- _What the exercise asks_
Copy the records below exactly, leaving out any pictures.

[Extracted records]
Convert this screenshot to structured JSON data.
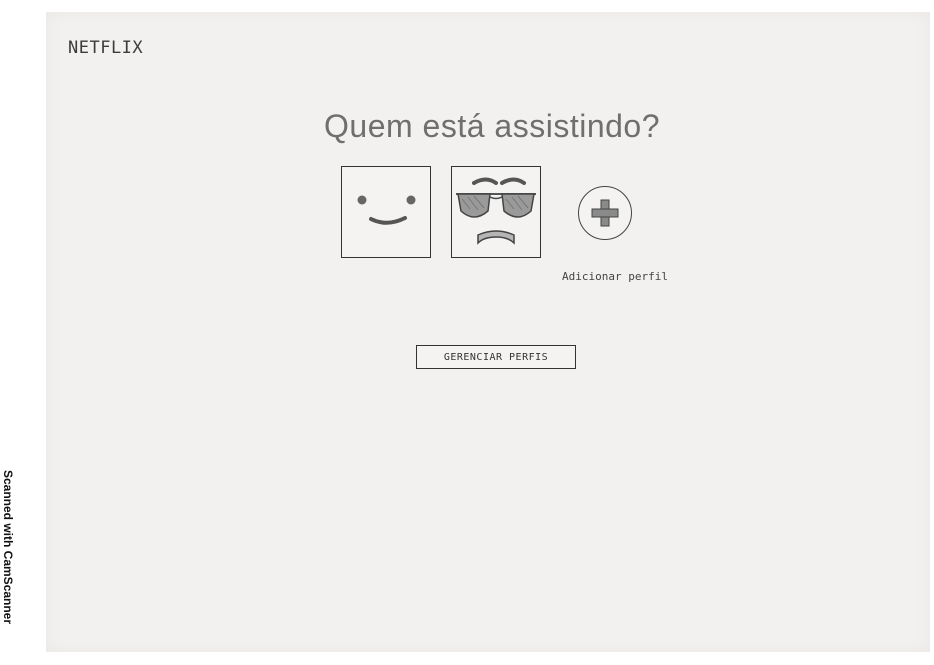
{
  "header": {
    "logo_text": "NETFLIX"
  },
  "main": {
    "title": "Quem está assistindo?",
    "profiles": [
      {
        "name": "",
        "avatar_icon": "smiley-face-icon"
      },
      {
        "name": "",
        "avatar_icon": "sunglasses-face-icon"
      }
    ],
    "add_profile": {
      "label": "Adicionar perfil",
      "icon": "plus-circle-icon"
    },
    "manage_button_label": "GERENCIAR PERFIS"
  },
  "scanner_watermark": "Scanned with CamScanner",
  "colors": {
    "paper": "#f2f1ef",
    "ink": "#333333",
    "title_gray": "#6f6f6f"
  }
}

- _Solution to this problem_
Convert this screenshot to structured JSON data.
{
  "header": {
    "logo_text": "NETFLIX"
  },
  "main": {
    "title": "Quem está assistindo?",
    "profiles": [
      {
        "name": "",
        "avatar_icon": "smiley-face-icon"
      },
      {
        "name": "",
        "avatar_icon": "sunglasses-face-icon"
      }
    ],
    "add_profile": {
      "label": "Adicionar perfil",
      "icon": "plus-circle-icon"
    },
    "manage_button_label": "GERENCIAR PERFIS"
  },
  "scanner_watermark": "Scanned with CamScanner",
  "colors": {
    "paper": "#f2f1ef",
    "ink": "#333333",
    "title_gray": "#6f6f6f"
  }
}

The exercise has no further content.